Saved entries

++++++++++++++++++++

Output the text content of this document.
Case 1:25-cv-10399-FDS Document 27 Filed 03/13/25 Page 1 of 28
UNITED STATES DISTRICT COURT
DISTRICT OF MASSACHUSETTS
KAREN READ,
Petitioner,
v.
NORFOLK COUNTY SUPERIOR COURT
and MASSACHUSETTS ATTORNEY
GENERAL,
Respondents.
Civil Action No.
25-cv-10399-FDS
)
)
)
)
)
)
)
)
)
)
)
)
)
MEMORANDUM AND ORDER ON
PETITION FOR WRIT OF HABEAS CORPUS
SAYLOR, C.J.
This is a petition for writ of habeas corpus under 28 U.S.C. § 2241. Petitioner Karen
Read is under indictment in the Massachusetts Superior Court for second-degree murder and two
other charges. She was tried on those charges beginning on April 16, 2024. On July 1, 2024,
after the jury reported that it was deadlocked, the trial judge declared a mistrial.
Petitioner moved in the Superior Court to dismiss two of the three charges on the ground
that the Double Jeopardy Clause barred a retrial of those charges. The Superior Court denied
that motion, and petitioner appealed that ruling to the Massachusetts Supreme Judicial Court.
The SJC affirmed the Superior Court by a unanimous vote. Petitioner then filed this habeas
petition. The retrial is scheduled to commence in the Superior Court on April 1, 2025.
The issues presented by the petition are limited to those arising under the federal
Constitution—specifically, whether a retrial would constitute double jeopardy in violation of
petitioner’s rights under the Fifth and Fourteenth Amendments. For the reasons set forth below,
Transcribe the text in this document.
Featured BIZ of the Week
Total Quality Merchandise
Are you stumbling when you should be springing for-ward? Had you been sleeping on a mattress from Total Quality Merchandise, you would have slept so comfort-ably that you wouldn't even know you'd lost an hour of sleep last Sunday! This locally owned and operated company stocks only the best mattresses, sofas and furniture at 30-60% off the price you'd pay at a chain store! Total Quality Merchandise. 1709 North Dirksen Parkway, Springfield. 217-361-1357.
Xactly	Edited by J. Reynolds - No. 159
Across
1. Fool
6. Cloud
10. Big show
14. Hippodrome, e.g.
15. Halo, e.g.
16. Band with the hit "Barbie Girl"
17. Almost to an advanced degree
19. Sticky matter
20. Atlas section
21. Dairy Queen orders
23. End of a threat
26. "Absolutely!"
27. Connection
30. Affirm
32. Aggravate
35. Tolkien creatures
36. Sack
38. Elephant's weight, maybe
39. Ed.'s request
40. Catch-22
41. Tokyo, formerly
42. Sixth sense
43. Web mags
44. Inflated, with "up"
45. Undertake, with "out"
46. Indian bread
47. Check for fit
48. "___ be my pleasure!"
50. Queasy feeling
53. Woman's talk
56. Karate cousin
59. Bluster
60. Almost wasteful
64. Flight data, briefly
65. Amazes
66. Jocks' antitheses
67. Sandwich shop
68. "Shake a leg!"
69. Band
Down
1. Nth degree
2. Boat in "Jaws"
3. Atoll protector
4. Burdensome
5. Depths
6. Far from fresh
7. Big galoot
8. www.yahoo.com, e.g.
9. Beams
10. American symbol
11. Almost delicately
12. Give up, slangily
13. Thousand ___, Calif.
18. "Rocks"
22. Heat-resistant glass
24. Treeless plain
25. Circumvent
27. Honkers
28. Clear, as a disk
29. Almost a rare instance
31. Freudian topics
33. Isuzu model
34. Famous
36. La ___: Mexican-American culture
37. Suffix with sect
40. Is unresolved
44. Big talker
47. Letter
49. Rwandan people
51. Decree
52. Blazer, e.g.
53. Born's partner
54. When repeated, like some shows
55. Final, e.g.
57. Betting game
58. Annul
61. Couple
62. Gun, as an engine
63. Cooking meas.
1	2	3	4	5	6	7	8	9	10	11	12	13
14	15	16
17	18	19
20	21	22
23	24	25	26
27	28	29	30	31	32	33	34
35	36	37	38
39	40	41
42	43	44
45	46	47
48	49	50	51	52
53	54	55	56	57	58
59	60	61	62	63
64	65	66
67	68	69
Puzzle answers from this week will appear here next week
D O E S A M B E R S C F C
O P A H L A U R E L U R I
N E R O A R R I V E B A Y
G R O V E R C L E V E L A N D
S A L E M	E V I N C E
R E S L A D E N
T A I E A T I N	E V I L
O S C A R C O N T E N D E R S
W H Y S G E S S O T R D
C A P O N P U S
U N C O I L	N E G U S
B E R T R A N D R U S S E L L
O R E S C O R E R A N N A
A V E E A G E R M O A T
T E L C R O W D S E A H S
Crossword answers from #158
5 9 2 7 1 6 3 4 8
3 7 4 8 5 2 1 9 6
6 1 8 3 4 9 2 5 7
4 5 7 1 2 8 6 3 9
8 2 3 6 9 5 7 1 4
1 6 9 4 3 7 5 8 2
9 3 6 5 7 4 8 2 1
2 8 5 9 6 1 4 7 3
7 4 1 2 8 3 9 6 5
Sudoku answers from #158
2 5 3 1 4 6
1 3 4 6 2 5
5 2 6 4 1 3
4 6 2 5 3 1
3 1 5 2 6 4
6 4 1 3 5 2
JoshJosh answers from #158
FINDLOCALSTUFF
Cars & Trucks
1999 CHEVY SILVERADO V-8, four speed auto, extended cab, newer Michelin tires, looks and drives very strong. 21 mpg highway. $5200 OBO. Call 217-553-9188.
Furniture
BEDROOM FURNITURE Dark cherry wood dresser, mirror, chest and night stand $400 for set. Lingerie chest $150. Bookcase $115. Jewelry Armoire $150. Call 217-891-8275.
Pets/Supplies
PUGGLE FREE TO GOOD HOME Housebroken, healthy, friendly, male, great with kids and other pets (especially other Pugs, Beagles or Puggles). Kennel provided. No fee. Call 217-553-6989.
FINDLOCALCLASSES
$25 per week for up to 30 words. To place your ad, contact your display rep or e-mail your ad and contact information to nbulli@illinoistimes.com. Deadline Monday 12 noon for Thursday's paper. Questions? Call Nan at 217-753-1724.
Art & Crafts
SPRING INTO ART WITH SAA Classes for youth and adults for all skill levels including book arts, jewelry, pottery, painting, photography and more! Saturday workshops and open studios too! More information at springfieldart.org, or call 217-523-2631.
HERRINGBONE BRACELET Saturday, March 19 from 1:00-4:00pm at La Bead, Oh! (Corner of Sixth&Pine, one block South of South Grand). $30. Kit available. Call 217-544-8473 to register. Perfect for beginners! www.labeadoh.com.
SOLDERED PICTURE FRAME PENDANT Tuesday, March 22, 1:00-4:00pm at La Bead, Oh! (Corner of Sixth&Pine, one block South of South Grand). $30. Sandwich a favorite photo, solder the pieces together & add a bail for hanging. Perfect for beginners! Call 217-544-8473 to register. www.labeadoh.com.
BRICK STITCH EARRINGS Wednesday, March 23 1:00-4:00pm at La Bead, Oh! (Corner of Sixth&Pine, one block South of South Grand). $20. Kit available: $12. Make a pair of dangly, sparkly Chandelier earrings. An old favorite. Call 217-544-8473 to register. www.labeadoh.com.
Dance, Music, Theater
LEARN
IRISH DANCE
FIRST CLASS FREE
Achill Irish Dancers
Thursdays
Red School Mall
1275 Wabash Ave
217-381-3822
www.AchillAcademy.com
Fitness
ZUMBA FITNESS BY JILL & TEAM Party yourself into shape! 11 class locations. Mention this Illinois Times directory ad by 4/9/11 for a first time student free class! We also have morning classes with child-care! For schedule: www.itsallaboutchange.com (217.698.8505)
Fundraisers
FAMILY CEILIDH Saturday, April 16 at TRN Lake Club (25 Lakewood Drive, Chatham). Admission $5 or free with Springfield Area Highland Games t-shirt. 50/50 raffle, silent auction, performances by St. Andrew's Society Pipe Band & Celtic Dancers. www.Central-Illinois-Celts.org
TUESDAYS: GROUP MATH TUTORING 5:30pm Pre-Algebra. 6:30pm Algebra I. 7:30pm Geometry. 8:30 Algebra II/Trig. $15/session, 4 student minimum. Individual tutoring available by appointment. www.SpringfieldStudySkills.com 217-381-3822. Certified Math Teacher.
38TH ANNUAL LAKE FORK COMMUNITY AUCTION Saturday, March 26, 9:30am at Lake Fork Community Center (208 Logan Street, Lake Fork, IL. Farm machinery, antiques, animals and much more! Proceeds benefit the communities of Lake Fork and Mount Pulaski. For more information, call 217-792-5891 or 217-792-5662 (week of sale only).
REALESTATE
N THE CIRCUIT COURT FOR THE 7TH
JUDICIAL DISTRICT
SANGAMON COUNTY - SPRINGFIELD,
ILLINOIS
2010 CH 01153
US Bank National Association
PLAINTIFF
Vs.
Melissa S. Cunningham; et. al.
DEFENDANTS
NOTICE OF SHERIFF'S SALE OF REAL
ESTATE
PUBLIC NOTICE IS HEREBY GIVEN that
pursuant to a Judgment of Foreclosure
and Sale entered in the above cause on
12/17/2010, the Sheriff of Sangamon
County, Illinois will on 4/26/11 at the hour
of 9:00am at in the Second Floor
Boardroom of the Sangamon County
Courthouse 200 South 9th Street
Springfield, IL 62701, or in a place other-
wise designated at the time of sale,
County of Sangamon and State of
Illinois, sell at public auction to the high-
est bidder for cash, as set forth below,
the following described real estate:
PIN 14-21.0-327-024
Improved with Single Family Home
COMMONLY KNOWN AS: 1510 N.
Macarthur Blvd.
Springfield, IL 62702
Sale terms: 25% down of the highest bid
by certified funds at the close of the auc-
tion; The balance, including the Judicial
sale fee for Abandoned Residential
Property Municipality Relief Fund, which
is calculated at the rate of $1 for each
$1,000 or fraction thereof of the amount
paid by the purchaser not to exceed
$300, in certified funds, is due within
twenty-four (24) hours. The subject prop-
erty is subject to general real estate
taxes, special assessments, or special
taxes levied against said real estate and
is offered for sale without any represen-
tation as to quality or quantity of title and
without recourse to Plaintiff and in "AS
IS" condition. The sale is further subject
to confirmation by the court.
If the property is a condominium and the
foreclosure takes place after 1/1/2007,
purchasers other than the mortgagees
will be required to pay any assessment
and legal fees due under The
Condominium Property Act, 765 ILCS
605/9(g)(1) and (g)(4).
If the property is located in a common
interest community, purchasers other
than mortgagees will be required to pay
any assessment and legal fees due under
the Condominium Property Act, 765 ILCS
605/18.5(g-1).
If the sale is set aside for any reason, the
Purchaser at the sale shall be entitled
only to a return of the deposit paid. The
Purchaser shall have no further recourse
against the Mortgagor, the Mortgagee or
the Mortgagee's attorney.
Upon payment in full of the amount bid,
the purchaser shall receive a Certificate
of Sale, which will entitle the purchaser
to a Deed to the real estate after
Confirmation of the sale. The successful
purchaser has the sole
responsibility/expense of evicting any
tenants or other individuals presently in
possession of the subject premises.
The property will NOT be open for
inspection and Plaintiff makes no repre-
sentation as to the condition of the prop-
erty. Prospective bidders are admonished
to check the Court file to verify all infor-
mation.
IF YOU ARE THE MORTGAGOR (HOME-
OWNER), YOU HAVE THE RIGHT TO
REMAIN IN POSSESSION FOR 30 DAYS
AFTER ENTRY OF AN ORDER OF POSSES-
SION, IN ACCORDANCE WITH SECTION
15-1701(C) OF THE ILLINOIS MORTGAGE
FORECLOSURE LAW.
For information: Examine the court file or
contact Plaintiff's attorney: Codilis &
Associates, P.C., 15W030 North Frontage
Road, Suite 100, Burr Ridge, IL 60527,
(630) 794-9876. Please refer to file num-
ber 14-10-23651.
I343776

++++++++++++++++++++

* [INSTRUCTIONS FOR THE TASK]: Pull out the lines above in which the word "paid" appears.

* [TASK ANSWER]:
paid by the purchaser not to exceed
only to a return of the deposit paid. The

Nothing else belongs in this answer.